## [What is asked]
The answer is one number: how many lines hold the string "name".

## [Records]

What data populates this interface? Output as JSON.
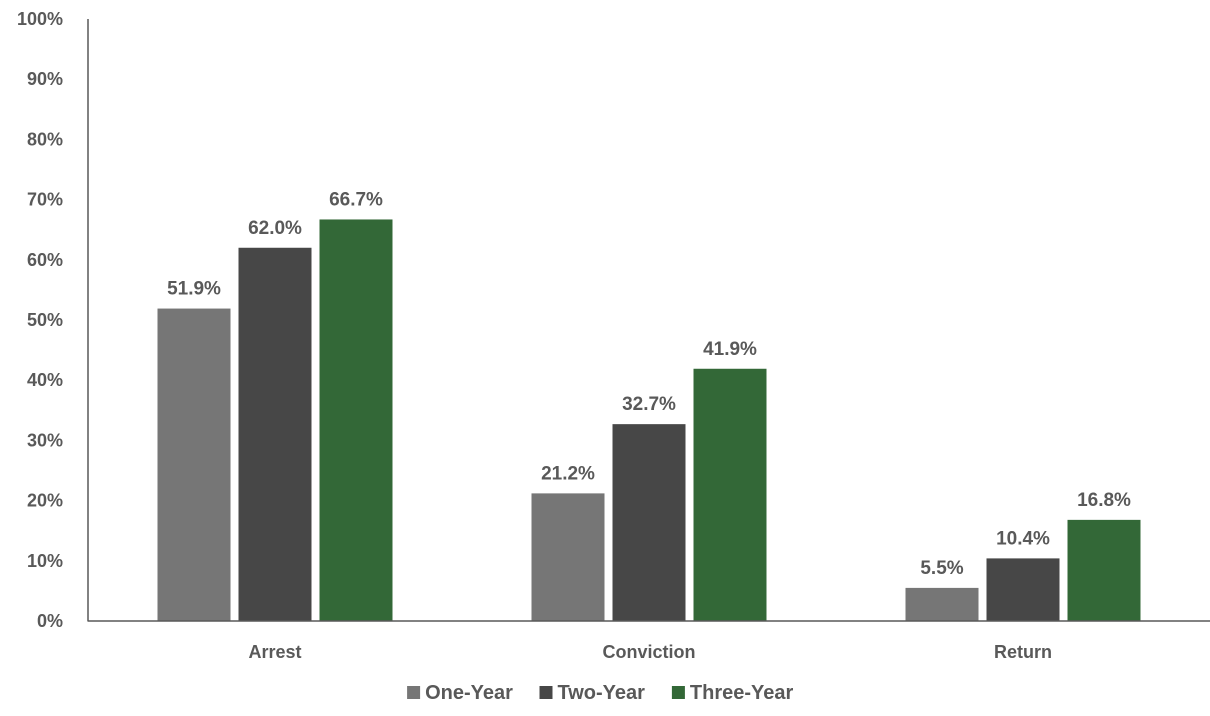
{
  "chart_data": {
    "type": "bar",
    "categories": [
      "Arrest",
      "Conviction",
      "Return"
    ],
    "series": [
      {
        "name": "One-Year",
        "values": [
          51.9,
          21.2,
          5.5
        ],
        "labels": [
          "51.9%",
          "21.2%",
          "5.5%"
        ],
        "color": "#767676"
      },
      {
        "name": "Two-Year",
        "values": [
          62.0,
          32.7,
          10.4
        ],
        "labels": [
          "62.0%",
          "32.7%",
          "10.4%"
        ],
        "color": "#474747"
      },
      {
        "name": "Three-Year",
        "values": [
          66.7,
          41.9,
          16.8
        ],
        "labels": [
          "66.7%",
          "41.9%",
          "16.8%"
        ],
        "color": "#336837"
      }
    ],
    "yticks": [
      "0%",
      "10%",
      "20%",
      "30%",
      "40%",
      "50%",
      "60%",
      "70%",
      "80%",
      "90%",
      "100%"
    ],
    "ylim": [
      0,
      100
    ],
    "grid": false,
    "legend_position": "bottom",
    "title": "",
    "xlabel": "",
    "ylabel": ""
  },
  "colors": {
    "axis": "#595959",
    "text": "#595959"
  }
}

## [Solution for this exercise]
3